▸ WHAT YOU ARE ASKED TO DO
Produce a word-for-word copy of the listing below without its pictures.

--------

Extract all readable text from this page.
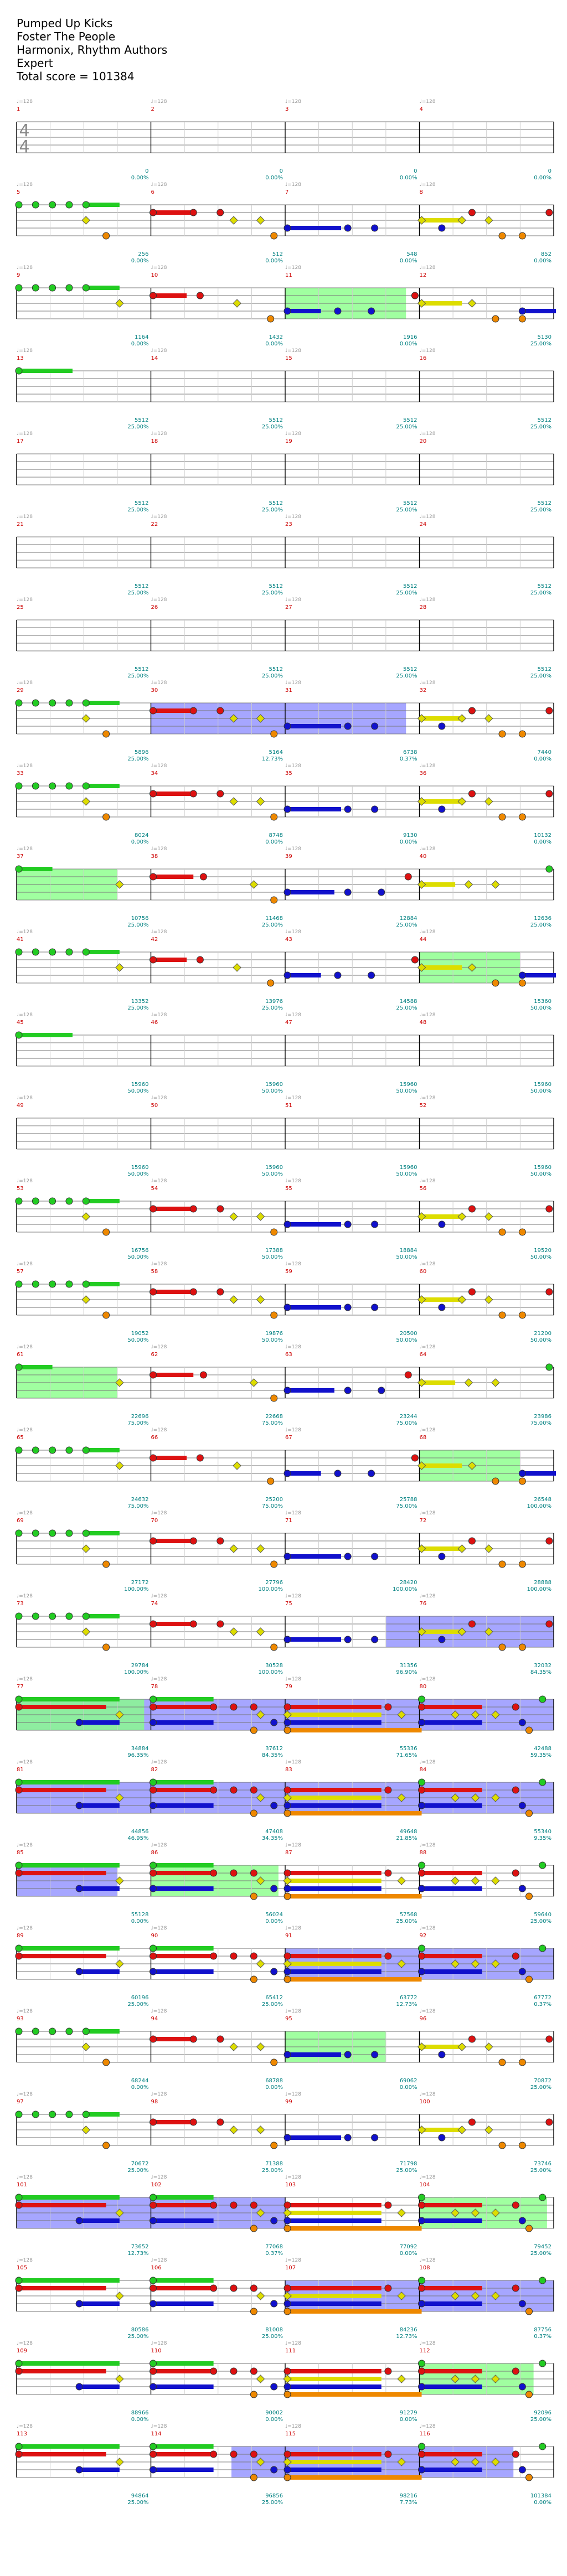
Pumped Up Kicks
Foster The People
Harmonix, Rhythm Authors
Expert
Total score = 101384
4
4
1
♩=128
0
0.00%
2
♩=128
0
0.00%
3
♩=128
0
0.00%
4
♩=128
0
0.00%
5
♩=128
256
0.00%
6
♩=128
512
0.00%
7
♩=128
548
0.00%
8
♩=128
852
0.00%
9
♩=128
1164
0.00%
10
♩=128
1432
0.00%
11
♩=128
1916
0.00%
12
♩=128
5130
25.00%
13
♩=128
5512
25.00%
14
♩=128
5512
25.00%
15
♩=128
5512
25.00%
16
♩=128
5512
25.00%
17
♩=128
5512
25.00%
18
♩=128
5512
25.00%
19
♩=128
5512
25.00%
20
♩=128
5512
25.00%
21
♩=128
5512
25.00%
22
♩=128
5512
25.00%
23
♩=128
5512
25.00%
24
♩=128
5512
25.00%
25
♩=128
5512
25.00%
26
♩=128
5512
25.00%
27
♩=128
5512
25.00%
28
♩=128
5512
25.00%
29
♩=128
5896
25.00%
30
♩=128
5164
12.73%
31
♩=128
6738
0.37%
32
♩=128
7440
0.00%
33
♩=128
8024
0.00%
34
♩=128
8748
0.00%
35
♩=128
9130
0.00%
36
♩=128
10132
0.00%
37
♩=128
10756
25.00%
38
♩=128
11468
25.00%
39
♩=128
12884
25.00%
40
♩=128
12636
25.00%
41
♩=128
13352
25.00%
42
♩=128
13976
25.00%
43
♩=128
14588
25.00%
44
♩=128
15360
50.00%
45
♩=128
15960
50.00%
46
♩=128
15960
50.00%
47
♩=128
15960
50.00%
48
♩=128
15960
50.00%
49
♩=128
15960
50.00%
50
♩=128
15960
50.00%
51
♩=128
15960
50.00%
52
♩=128
15960
50.00%
53
♩=128
16756
50.00%
54
♩=128
17388
50.00%
55
♩=128
18884
50.00%
56
♩=128
19520
50.00%
57
♩=128
19052
50.00%
58
♩=128
19876
50.00%
59
♩=128
20500
50.00%
60
♩=128
21200
50.00%
61
♩=128
22696
75.00%
62
♩=128
22668
75.00%
63
♩=128
23244
75.00%
64
♩=128
23986
75.00%
65
♩=128
24632
75.00%
66
♩=128
25200
75.00%
67
♩=128
25788
75.00%
68
♩=128
26548
100.00%
69
♩=128
27172
100.00%
70
♩=128
27796
100.00%
71
♩=128
28420
100.00%
72
♩=128
28888
100.00%
73
♩=128
29784
100.00%
74
♩=128
30528
100.00%
75
♩=128
31356
96.90%
76
♩=128
32032
84.35%
77
♩=128
34884
96.35%
78
♩=128
37612
84.35%
79
♩=128
55336
71.65%
80
♩=128
42488
59.35%
81
♩=128
44856
46.95%
82
♩=128
47408
34.35%
83
♩=128
49648
21.85%
84
♩=128
55340
9.35%
85
♩=128
55128
0.00%
86
♩=128
56024
0.00%
87
♩=128
57568
25.00%
88
♩=128
59640
25.00%
89
♩=128
60196
25.00%
90
♩=128
65412
25.00%
91
♩=128
63772
12.73%
92
♩=128
67772
0.37%
93
♩=128
68244
0.00%
94
♩=128
68788
0.00%
95
♩=128
69062
0.00%
96
♩=128
70872
25.00%
97
♩=128
70672
25.00%
98
♩=128
71388
25.00%
99
♩=128
71798
25.00%
100
♩=128
73746
25.00%
101
♩=128
73652
12.73%
102
♩=128
77068
0.37%
103
♩=128
77092
0.00%
104
♩=128
79452
25.00%
105
♩=128
80586
25.00%
106
♩=128
81008
25.00%
107
♩=128
84236
12.73%
108
♩=128
87756
0.37%
109
♩=128
88966
0.00%
110
♩=128
90002
0.00%
111
♩=128
91279
0.00%
112
♩=128
92096
25.00%
113
♩=128
94864
25.00%
114
♩=128
96856
25.00%
115
♩=128
98216
7.73%
116
♩=128
101384
0.00%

--------

▸ FINAL ANSWER
Extract all readable text from this page.
Pumped Up Kicks
Foster The People
Harmonix, Rhythm Authors
Expert
Total score = 101384
4
4
1
♩=128
0
0.00%
2
♩=128
0
0.00%
3
♩=128
0
0.00%
4
♩=128
0
0.00%
5
♩=128
256
0.00%
6
♩=128
512
0.00%
7
♩=128
548
0.00%
8
♩=128
852
0.00%
9
♩=128
1164
0.00%
10
♩=128
1432
0.00%
11
♩=128
1916
0.00%
12
♩=128
5130
25.00%
13
♩=128
5512
25.00%
14
♩=128
5512
25.00%
15
♩=128
5512
25.00%
16
♩=128
5512
25.00%
17
♩=128
5512
25.00%
18
♩=128
5512
25.00%
19
♩=128
5512
25.00%
20
♩=128
5512
25.00%
21
♩=128
5512
25.00%
22
♩=128
5512
25.00%
23
♩=128
5512
25.00%
24
♩=128
5512
25.00%
25
♩=128
5512
25.00%
26
♩=128
5512
25.00%
27
♩=128
5512
25.00%
28
♩=128
5512
25.00%
29
♩=128
5896
25.00%
30
♩=128
5164
12.73%
31
♩=128
6738
0.37%
32
♩=128
7440
0.00%
33
♩=128
8024
0.00%
34
♩=128
8748
0.00%
35
♩=128
9130
0.00%
36
♩=128
10132
0.00%
37
♩=128
10756
25.00%
38
♩=128
11468
25.00%
39
♩=128
12884
25.00%
40
♩=128
12636
25.00%
41
♩=128
13352
25.00%
42
♩=128
13976
25.00%
43
♩=128
14588
25.00%
44
♩=128
15360
50.00%
45
♩=128
15960
50.00%
46
♩=128
15960
50.00%
47
♩=128
15960
50.00%
48
♩=128
15960
50.00%
49
♩=128
15960
50.00%
50
♩=128
15960
50.00%
51
♩=128
15960
50.00%
52
♩=128
15960
50.00%
53
♩=128
16756
50.00%
54
♩=128
17388
50.00%
55
♩=128
18884
50.00%
56
♩=128
19520
50.00%
57
♩=128
19052
50.00%
58
♩=128
19876
50.00%
59
♩=128
20500
50.00%
60
♩=128
21200
50.00%
61
♩=128
22696
75.00%
62
♩=128
22668
75.00%
63
♩=128
23244
75.00%
64
♩=128
23986
75.00%
65
♩=128
24632
75.00%
66
♩=128
25200
75.00%
67
♩=128
25788
75.00%
68
♩=128
26548
100.00%
69
♩=128
27172
100.00%
70
♩=128
27796
100.00%
71
♩=128
28420
100.00%
72
♩=128
28888
100.00%
73
♩=128
29784
100.00%
74
♩=128
30528
100.00%
75
♩=128
31356
96.90%
76
♩=128
32032
84.35%
77
♩=128
34884
96.35%
78
♩=128
37612
84.35%
79
♩=128
55336
71.65%
80
♩=128
42488
59.35%
81
♩=128
44856
46.95%
82
♩=128
47408
34.35%
83
♩=128
49648
21.85%
84
♩=128
55340
9.35%
85
♩=128
55128
0.00%
86
♩=128
56024
0.00%
87
♩=128
57568
25.00%
88
♩=128
59640
25.00%
89
♩=128
60196
25.00%
90
♩=128
65412
25.00%
91
♩=128
63772
12.73%
92
♩=128
67772
0.37%
93
♩=128
68244
0.00%
94
♩=128
68788
0.00%
95
♩=128
69062
0.00%
96
♩=128
70872
25.00%
97
♩=128
70672
25.00%
98
♩=128
71388
25.00%
99
♩=128
71798
25.00%
100
♩=128
73746
25.00%
101
♩=128
73652
12.73%
102
♩=128
77068
0.37%
103
♩=128
77092
0.00%
104
♩=128
79452
25.00%
105
♩=128
80586
25.00%
106
♩=128
81008
25.00%
107
♩=128
84236
12.73%
108
♩=128
87756
0.37%
109
♩=128
88966
0.00%
110
♩=128
90002
0.00%
111
♩=128
91279
0.00%
112
♩=128
92096
25.00%
113
♩=128
94864
25.00%
114
♩=128
96856
25.00%
115
♩=128
98216
7.73%
116
♩=128
101384
0.00%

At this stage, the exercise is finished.